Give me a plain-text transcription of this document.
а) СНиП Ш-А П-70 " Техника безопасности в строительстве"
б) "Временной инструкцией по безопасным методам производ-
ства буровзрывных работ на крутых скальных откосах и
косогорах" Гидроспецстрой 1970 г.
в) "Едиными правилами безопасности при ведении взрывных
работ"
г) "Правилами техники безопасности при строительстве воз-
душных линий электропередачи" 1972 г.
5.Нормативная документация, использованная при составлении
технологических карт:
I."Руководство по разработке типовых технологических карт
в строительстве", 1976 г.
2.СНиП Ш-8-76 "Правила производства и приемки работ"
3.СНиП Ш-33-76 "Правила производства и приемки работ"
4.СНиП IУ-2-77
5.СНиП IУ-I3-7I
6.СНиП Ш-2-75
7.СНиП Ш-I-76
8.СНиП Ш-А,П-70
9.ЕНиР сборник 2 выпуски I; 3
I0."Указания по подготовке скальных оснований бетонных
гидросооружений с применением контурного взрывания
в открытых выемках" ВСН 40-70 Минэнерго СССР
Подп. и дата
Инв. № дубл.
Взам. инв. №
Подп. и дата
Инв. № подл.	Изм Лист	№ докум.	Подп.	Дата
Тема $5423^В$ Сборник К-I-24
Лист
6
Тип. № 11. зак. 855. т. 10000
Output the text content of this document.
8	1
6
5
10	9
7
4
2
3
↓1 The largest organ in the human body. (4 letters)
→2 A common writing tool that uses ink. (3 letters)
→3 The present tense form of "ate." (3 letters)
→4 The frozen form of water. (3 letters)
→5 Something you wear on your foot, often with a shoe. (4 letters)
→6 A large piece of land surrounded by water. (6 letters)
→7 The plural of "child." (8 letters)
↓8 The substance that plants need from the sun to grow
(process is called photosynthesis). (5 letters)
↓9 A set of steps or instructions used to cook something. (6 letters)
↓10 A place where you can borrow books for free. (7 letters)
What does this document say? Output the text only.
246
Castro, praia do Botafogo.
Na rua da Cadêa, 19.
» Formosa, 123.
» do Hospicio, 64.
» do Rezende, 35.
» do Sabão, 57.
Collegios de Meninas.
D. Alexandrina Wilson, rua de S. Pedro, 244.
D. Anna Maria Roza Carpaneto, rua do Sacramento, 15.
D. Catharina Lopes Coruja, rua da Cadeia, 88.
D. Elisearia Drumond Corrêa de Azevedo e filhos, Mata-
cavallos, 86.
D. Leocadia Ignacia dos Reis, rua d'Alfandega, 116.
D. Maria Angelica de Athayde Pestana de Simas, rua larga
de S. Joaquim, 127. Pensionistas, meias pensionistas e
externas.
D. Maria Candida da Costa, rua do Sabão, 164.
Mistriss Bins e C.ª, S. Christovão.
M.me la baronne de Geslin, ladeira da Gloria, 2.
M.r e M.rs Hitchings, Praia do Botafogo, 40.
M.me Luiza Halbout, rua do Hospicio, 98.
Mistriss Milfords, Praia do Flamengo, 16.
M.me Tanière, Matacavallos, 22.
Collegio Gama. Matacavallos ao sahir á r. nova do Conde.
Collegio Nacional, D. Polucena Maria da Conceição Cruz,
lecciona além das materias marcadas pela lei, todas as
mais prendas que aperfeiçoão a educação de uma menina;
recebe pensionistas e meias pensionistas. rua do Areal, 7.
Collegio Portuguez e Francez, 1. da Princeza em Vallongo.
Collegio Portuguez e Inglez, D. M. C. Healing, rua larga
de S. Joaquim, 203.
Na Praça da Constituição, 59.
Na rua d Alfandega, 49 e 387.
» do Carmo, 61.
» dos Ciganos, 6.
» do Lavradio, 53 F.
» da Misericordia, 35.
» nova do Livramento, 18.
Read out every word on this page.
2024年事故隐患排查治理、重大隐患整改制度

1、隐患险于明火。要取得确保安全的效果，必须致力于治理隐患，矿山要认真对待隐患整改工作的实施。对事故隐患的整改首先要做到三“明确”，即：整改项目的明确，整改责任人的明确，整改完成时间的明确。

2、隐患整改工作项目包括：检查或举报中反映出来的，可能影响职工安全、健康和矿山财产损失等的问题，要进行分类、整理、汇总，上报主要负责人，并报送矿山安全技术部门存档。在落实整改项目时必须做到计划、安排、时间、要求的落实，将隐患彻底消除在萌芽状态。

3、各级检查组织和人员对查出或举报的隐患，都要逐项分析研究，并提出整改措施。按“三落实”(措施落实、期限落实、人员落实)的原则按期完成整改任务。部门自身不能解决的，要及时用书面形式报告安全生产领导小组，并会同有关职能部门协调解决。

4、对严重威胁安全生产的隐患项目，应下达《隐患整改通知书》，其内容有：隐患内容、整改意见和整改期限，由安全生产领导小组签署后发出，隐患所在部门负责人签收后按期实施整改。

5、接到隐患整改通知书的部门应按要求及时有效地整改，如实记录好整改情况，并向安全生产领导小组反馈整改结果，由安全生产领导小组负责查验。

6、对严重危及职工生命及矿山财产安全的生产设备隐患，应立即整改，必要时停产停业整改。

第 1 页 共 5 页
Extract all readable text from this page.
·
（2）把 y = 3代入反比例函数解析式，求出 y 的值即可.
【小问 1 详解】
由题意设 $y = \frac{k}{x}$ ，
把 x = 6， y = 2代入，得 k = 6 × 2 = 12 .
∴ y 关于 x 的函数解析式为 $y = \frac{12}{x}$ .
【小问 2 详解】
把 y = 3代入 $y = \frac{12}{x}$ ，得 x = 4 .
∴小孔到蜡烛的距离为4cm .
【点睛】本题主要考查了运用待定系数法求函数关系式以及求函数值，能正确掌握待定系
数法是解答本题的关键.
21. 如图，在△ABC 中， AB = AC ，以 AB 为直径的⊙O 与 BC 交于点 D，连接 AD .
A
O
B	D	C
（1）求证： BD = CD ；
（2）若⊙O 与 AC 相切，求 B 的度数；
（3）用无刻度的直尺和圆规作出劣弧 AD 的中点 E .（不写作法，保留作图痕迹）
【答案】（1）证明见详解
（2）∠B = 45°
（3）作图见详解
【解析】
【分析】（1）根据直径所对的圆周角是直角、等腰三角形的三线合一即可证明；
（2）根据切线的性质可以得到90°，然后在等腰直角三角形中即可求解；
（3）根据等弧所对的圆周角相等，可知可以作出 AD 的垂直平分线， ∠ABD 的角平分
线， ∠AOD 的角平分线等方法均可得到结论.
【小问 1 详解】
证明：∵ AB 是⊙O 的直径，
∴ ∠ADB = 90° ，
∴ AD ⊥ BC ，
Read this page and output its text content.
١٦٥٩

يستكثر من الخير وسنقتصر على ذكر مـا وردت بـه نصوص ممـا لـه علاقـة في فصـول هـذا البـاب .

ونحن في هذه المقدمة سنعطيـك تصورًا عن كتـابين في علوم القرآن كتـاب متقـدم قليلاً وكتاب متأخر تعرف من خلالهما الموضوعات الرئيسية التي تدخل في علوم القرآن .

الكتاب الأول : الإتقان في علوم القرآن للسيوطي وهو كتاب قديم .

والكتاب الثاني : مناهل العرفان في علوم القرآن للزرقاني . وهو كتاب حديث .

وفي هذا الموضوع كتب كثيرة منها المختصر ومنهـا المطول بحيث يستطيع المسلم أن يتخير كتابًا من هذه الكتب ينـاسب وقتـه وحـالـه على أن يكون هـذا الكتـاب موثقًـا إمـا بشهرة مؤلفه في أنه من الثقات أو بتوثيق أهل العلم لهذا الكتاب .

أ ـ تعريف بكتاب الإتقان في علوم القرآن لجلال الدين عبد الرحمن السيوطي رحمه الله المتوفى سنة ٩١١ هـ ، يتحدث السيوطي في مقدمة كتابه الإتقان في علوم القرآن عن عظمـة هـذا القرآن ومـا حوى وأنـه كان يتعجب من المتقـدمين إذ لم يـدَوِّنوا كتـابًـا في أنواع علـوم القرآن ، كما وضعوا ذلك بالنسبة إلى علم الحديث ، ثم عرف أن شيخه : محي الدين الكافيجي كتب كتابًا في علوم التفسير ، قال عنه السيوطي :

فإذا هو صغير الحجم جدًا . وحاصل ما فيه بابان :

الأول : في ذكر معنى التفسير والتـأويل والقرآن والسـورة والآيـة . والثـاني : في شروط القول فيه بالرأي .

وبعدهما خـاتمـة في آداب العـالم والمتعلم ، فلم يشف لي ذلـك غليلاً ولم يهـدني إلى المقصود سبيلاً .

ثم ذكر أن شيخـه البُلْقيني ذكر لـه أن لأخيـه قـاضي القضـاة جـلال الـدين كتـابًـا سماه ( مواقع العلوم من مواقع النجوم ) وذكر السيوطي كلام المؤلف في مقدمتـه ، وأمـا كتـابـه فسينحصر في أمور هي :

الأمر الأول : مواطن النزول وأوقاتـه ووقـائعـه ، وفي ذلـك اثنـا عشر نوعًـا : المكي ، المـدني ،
§
■ **Description of the task**
Check each line of the entries above, and show every one holding the word "larga".

■ **Written response**
D. Maria Angelica de Athayde Pestana de Simas, rua larga
Collegio Portuguez e Inglez, D. M. C. Healing, rua larga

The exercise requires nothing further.